● **Given task**:
Write the data below out exactly as it stands. Do not include the pictures.

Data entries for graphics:

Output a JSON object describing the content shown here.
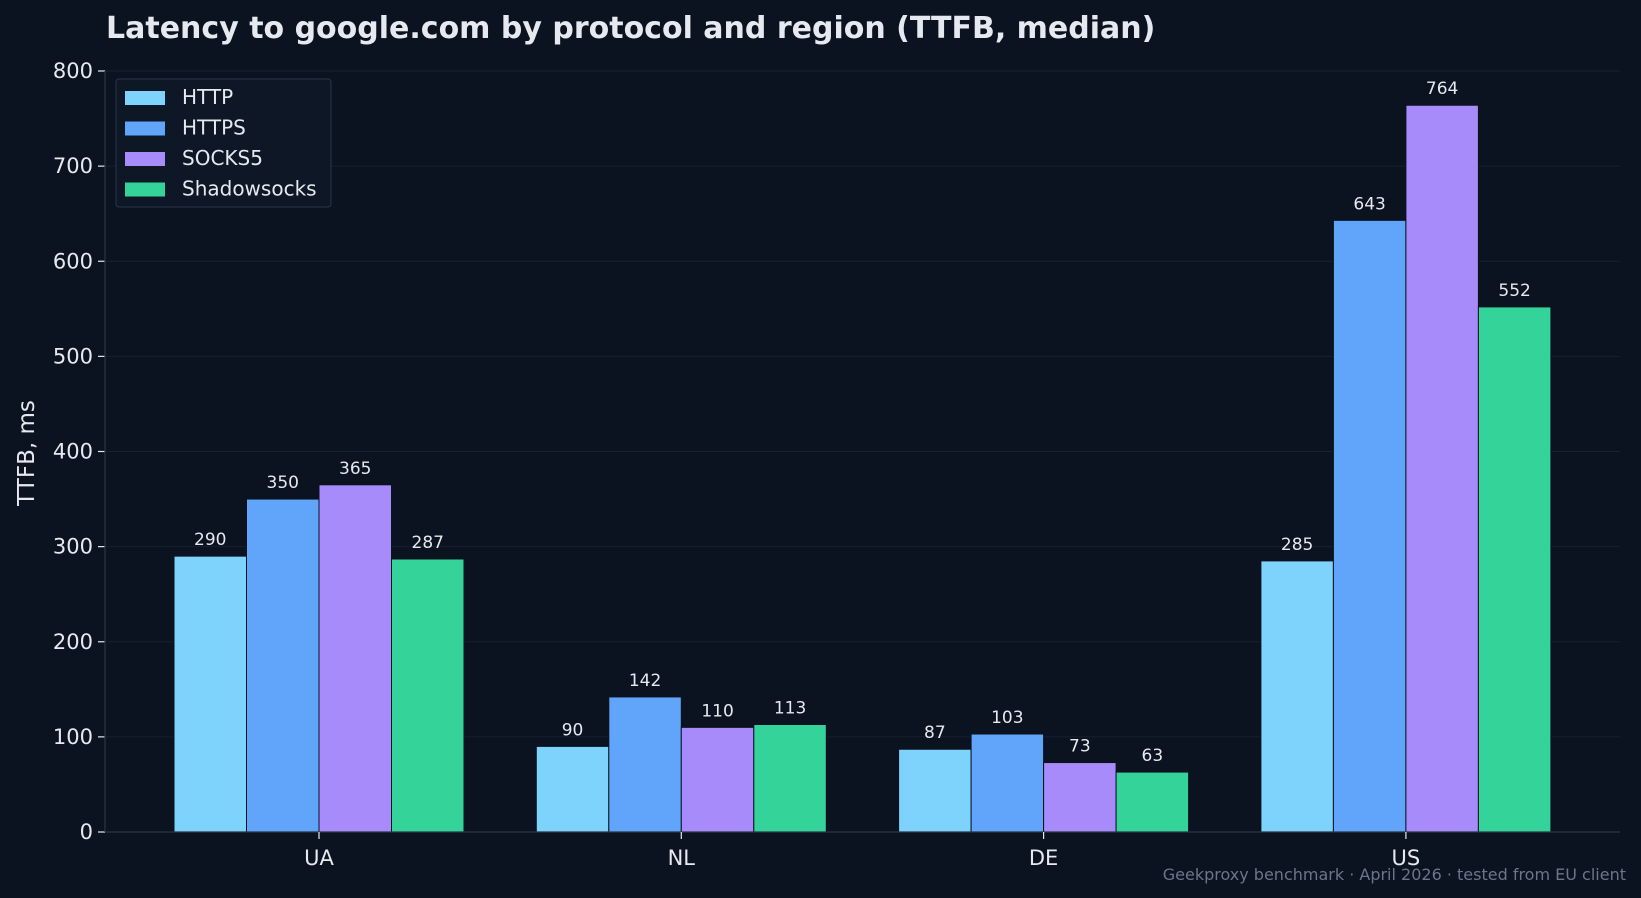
{
  "chart_data": {
    "type": "bar",
    "title": "Latency to google.com by protocol and region (TTFB, median)",
    "xlabel": "",
    "ylabel": "TTFB, ms",
    "ylim": [
      0,
      800
    ],
    "yticks": [
      0,
      100,
      200,
      300,
      400,
      500,
      600,
      700,
      800
    ],
    "categories": [
      "UA",
      "NL",
      "DE",
      "US"
    ],
    "series": [
      {
        "name": "HTTP",
        "color": "#7dd3fc",
        "values": [
          290,
          90,
          87,
          285
        ]
      },
      {
        "name": "HTTPS",
        "color": "#60a5fa",
        "values": [
          350,
          142,
          103,
          643
        ]
      },
      {
        "name": "SOCKS5",
        "color": "#a78bfa",
        "values": [
          365,
          110,
          73,
          764
        ]
      },
      {
        "name": "Shadowsocks",
        "color": "#34d399",
        "values": [
          287,
          113,
          63,
          552
        ]
      }
    ],
    "legend_position": "top-left",
    "grid": true,
    "footer": "Geekproxy benchmark · April 2026 · tested from EU client"
  },
  "colors": {
    "background": "#0b1220",
    "grid": "#162131",
    "axis": "#2a3647",
    "text": "#e6e9ef",
    "muted": "#6b7689",
    "legend_bg": "#0d1726",
    "legend_border": "#2a3647"
  }
}
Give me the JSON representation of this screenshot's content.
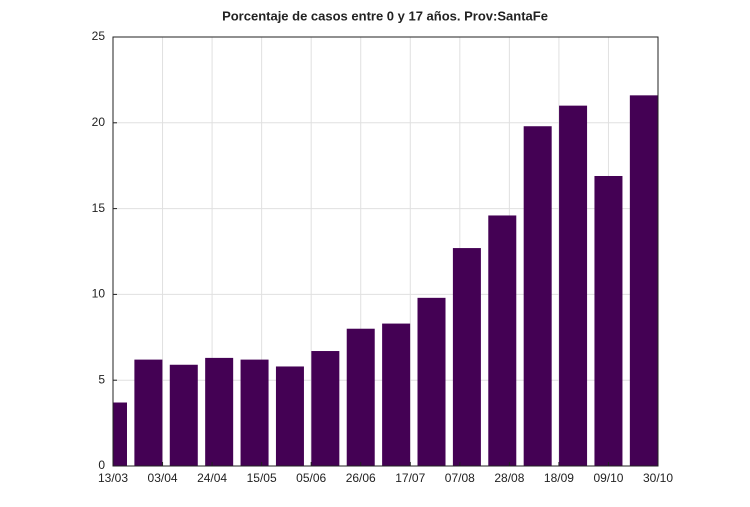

● **Right answer**:
Output a JSON object describing the content shown here.
{
  "chart_data": {
    "type": "bar",
    "title": "Latency to google.com by protocol and region (TTFB, median)",
    "xlabel": "",
    "ylabel": "TTFB, ms",
    "ylim": [
      0,
      800
    ],
    "yticks": [
      0,
      100,
      200,
      300,
      400,
      500,
      600,
      700,
      800
    ],
    "categories": [
      "UA",
      "NL",
      "DE",
      "US"
    ],
    "series": [
      {
        "name": "HTTP",
        "color": "#7dd3fc",
        "values": [
          290,
          90,
          87,
          285
        ]
      },
      {
        "name": "HTTPS",
        "color": "#60a5fa",
        "values": [
          350,
          142,
          103,
          643
        ]
      },
      {
        "name": "SOCKS5",
        "color": "#a78bfa",
        "values": [
          365,
          110,
          73,
          764
        ]
      },
      {
        "name": "Shadowsocks",
        "color": "#34d399",
        "values": [
          287,
          113,
          63,
          552
        ]
      }
    ],
    "legend_position": "top-left",
    "grid": true,
    "footer": "Geekproxy benchmark · April 2026 · tested from EU client"
  },
  "colors": {
    "background": "#0b1220",
    "grid": "#162131",
    "axis": "#2a3647",
    "text": "#e6e9ef",
    "muted": "#6b7689",
    "legend_bg": "#0d1726",
    "legend_border": "#2a3647"
  }
}
Give me the JSON representation of this screenshot's content.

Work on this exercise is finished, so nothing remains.